▶ Task goal:
Can you copy the data below line for line, changing nothing? Leave the pictures out of your answer.

··· The data ···

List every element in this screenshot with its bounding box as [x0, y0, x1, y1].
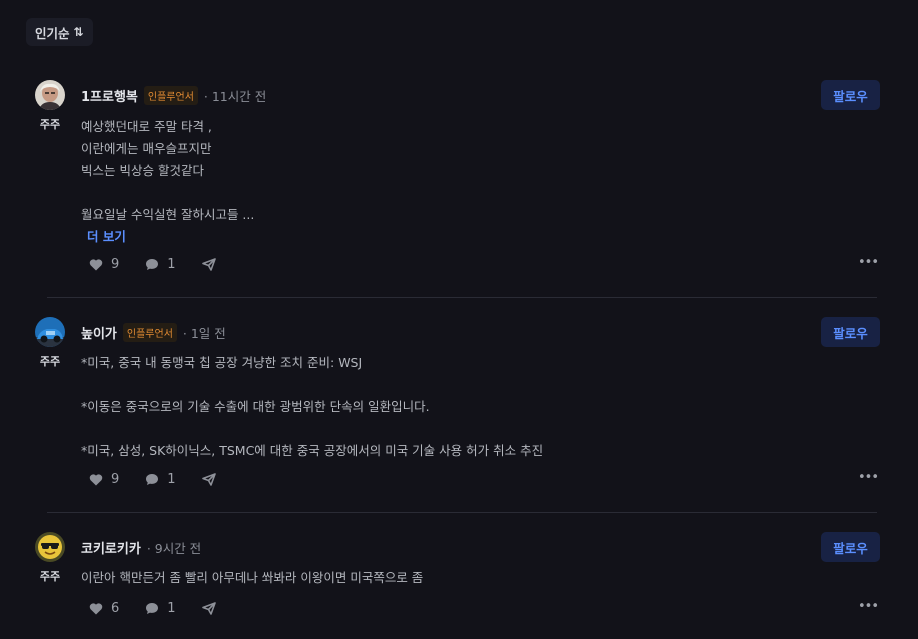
follow-button[interactable]: 팔로우	[821, 80, 880, 110]
nickname[interactable]: 높이가	[81, 323, 117, 342]
avatar[interactable]	[35, 532, 65, 562]
divider	[47, 297, 877, 298]
comment-icon	[146, 473, 159, 485]
share-icon	[201, 472, 216, 486]
post-line	[81, 418, 543, 440]
like-count: 9	[111, 256, 120, 272]
post-body: *미국, 중국 내 동맹국 칩 공장 겨냥한 조치 준비: WSJ *이동은 중…	[81, 352, 543, 462]
divider	[47, 512, 877, 513]
like-button[interactable]: 9	[89, 472, 119, 487]
post-line: 빅스는 빅상승 할것같다	[81, 163, 204, 178]
heart-icon	[89, 258, 103, 270]
post-actions: 9 1	[89, 255, 242, 273]
post-actions: 9 1	[89, 470, 242, 488]
post-time: · 1일 전	[182, 325, 226, 341]
comment-count: 1	[167, 600, 176, 616]
avatar[interactable]	[35, 317, 65, 347]
post-line	[81, 182, 254, 204]
comment-icon	[146, 602, 159, 614]
share-icon	[201, 257, 216, 271]
shareholder-badge: 주주	[39, 570, 61, 583]
post-header: 코키로키카 · 9시간 전	[81, 536, 201, 558]
post-line: *미국, 삼성, SK하이닉스, TSMC에 대한 중국 공장에서의 미국 기술…	[81, 443, 544, 458]
more-options-icon[interactable]: •••	[858, 470, 879, 485]
like-button[interactable]: 6	[89, 601, 119, 616]
post-header: 1프로행복 인플루언서 · 11시간 전	[81, 84, 266, 106]
influencer-tag: 인플루언서	[122, 322, 177, 342]
heart-icon	[89, 602, 103, 614]
comment-button[interactable]: 1	[145, 471, 176, 487]
comment-count: 1	[167, 256, 176, 272]
post-line: *이동은 중국으로의 기술 수출에 대한 광범위한 단속의 일환입니다.	[81, 399, 430, 414]
post-line: 이란에게는 매우슬프지만	[81, 141, 212, 156]
share-button[interactable]	[201, 601, 216, 615]
post-time: · 9시간 전	[146, 540, 202, 556]
sort-arrows-icon: ⇅	[73, 25, 84, 39]
heart-icon	[89, 473, 103, 485]
like-count: 6	[111, 600, 120, 616]
post-body: 예상했던대로 주말 타격 , 이란에게는 매우슬프지만 빅스는 빅상승 할것같다…	[81, 116, 254, 226]
share-icon	[201, 601, 216, 615]
shareholder-badge: 주주	[39, 355, 61, 368]
share-button[interactable]	[201, 257, 216, 271]
comment-count: 1	[167, 471, 176, 487]
post-line: 이란아 핵만든거 좀 빨리 아무데나 쏴봐라 이왕이면 미국쪽으로 좀	[81, 570, 424, 585]
sort-label: 인기순	[35, 25, 70, 41]
post-line: 예상했던대로 주말 타격 ,	[81, 119, 212, 134]
more-link[interactable]: 더 보기	[87, 226, 126, 245]
more-options-icon[interactable]: •••	[858, 255, 879, 270]
post-line: 월요일날 수익실현 잘하시고들 ...	[81, 207, 255, 222]
post-line	[81, 374, 543, 396]
influencer-tag: 인플루언서	[143, 85, 198, 105]
follow-button[interactable]: 팔로우	[821, 532, 880, 562]
like-button[interactable]: 9	[89, 257, 119, 272]
nickname[interactable]: 코키로키카	[81, 538, 141, 557]
more-options-icon[interactable]: •••	[858, 599, 879, 614]
sort-button[interactable]: 인기순 ⇅	[26, 18, 93, 46]
post-time: · 11시간 전	[203, 88, 267, 104]
post-body: 이란아 핵만든거 좀 빨리 아무데나 쏴봐라 이왕이면 미국쪽으로 좀	[81, 567, 423, 589]
comment-icon	[146, 258, 159, 270]
like-count: 9	[111, 471, 120, 487]
shareholder-badge: 주주	[39, 118, 61, 131]
avatar[interactable]	[35, 80, 65, 110]
share-button[interactable]	[201, 472, 216, 486]
comment-button[interactable]: 1	[145, 600, 176, 616]
post-line: *미국, 중국 내 동맹국 칩 공장 겨냥한 조치 준비: WSJ	[81, 355, 363, 370]
post-actions: 6 1	[89, 599, 242, 617]
nickname[interactable]: 1프로행복	[81, 86, 138, 105]
post-header: 높이가 인플루언서 · 1일 전	[81, 321, 226, 343]
follow-button[interactable]: 팔로우	[821, 317, 880, 347]
comment-button[interactable]: 1	[145, 256, 176, 272]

···

▶ Result for this task:
List every element in this screenshot with its bounding box as [x0, y0, x1, y1].
follow-button[interactable]: 팔로우	[821, 80, 880, 110]
nickname[interactable]: 높이가	[81, 323, 117, 342]
avatar[interactable]	[35, 532, 65, 562]
divider	[47, 297, 877, 298]
comment-icon	[146, 473, 159, 485]
share-icon	[201, 472, 216, 486]
post-line	[81, 418, 543, 440]
like-count: 9	[111, 256, 120, 272]
post-body: *미국, 중국 내 동맹국 칩 공장 겨냥한 조치 준비: WSJ *이동은 중…	[81, 352, 543, 462]
divider	[47, 512, 877, 513]
like-button[interactable]: 9	[89, 472, 119, 487]
post-line: 빅스는 빅상승 할것같다	[81, 163, 204, 178]
heart-icon	[89, 258, 103, 270]
post-actions: 9 1	[89, 255, 242, 273]
post-actions: 9 1	[89, 470, 242, 488]
post-time: · 1일 전	[182, 325, 226, 341]
comment-count: 1	[167, 600, 176, 616]
avatar[interactable]	[35, 317, 65, 347]
post-line	[81, 182, 254, 204]
comment-icon	[146, 602, 159, 614]
share-icon	[201, 257, 216, 271]
shareholder-badge: 주주	[39, 570, 61, 583]
post-header: 코키로키카 · 9시간 전	[81, 536, 201, 558]
post-line: *미국, 삼성, SK하이닉스, TSMC에 대한 중국 공장에서의 미국 기술…	[81, 443, 544, 458]
more-options-icon[interactable]: •••	[858, 470, 879, 485]
like-button[interactable]: 6	[89, 601, 119, 616]
post-header: 1프로행복 인플루언서 · 11시간 전	[81, 84, 266, 106]
influencer-tag: 인플루언서	[122, 322, 177, 342]
heart-icon	[89, 602, 103, 614]
comment-button[interactable]: 1	[145, 471, 176, 487]
comment-count: 1	[167, 256, 176, 272]
post-line: *이동은 중국으로의 기술 수출에 대한 광범위한 단속의 일환입니다.	[81, 399, 430, 414]
post-line: 이란에게는 매우슬프지만	[81, 141, 212, 156]
share-button[interactable]	[201, 601, 216, 615]
post-time: · 9시간 전	[146, 540, 202, 556]
sort-arrows-icon: ⇅	[73, 25, 84, 39]
heart-icon	[89, 473, 103, 485]
like-count: 6	[111, 600, 120, 616]
post-body: 예상했던대로 주말 타격 , 이란에게는 매우슬프지만 빅스는 빅상승 할것같다…	[81, 116, 254, 226]
share-icon	[201, 601, 216, 615]
shareholder-badge: 주주	[39, 355, 61, 368]
share-button[interactable]	[201, 257, 216, 271]
comment-count: 1	[167, 471, 176, 487]
post-line: 이란아 핵만든거 좀 빨리 아무데나 쏴봐라 이왕이면 미국쪽으로 좀	[81, 570, 424, 585]
sort-label: 인기순	[35, 25, 70, 41]
post-line: 예상했던대로 주말 타격 ,	[81, 119, 212, 134]
more-link[interactable]: 더 보기	[87, 226, 126, 245]
more-options-icon[interactable]: •••	[858, 255, 879, 270]
post-line: 월요일날 수익실현 잘하시고들 ...	[81, 207, 255, 222]
post-line	[81, 374, 543, 396]
influencer-tag: 인플루언서	[143, 85, 198, 105]
follow-button[interactable]: 팔로우	[821, 532, 880, 562]
like-button[interactable]: 9	[89, 257, 119, 272]
nickname[interactable]: 코키로키카	[81, 538, 141, 557]
more-options-icon[interactable]: •••	[858, 599, 879, 614]
sort-button[interactable]: 인기순 ⇅	[26, 18, 93, 46]
post-time: · 11시간 전	[203, 88, 267, 104]
post-body: 이란아 핵만든거 좀 빨리 아무데나 쏴봐라 이왕이면 미국쪽으로 좀	[81, 567, 423, 589]
comment-icon	[146, 258, 159, 270]
like-count: 9	[111, 471, 120, 487]
shareholder-badge: 주주	[39, 118, 61, 131]
avatar[interactable]	[35, 80, 65, 110]
share-button[interactable]	[201, 472, 216, 486]
comment-button[interactable]: 1	[145, 600, 176, 616]
post-line: *미국, 중국 내 동맹국 칩 공장 겨냥한 조치 준비: WSJ	[81, 355, 363, 370]
post-actions: 6 1	[89, 599, 242, 617]
nickname[interactable]: 1프로행복	[81, 86, 138, 105]
post-header: 높이가 인플루언서 · 1일 전	[81, 321, 226, 343]
follow-button[interactable]: 팔로우	[821, 317, 880, 347]
comment-button[interactable]: 1	[145, 256, 176, 272]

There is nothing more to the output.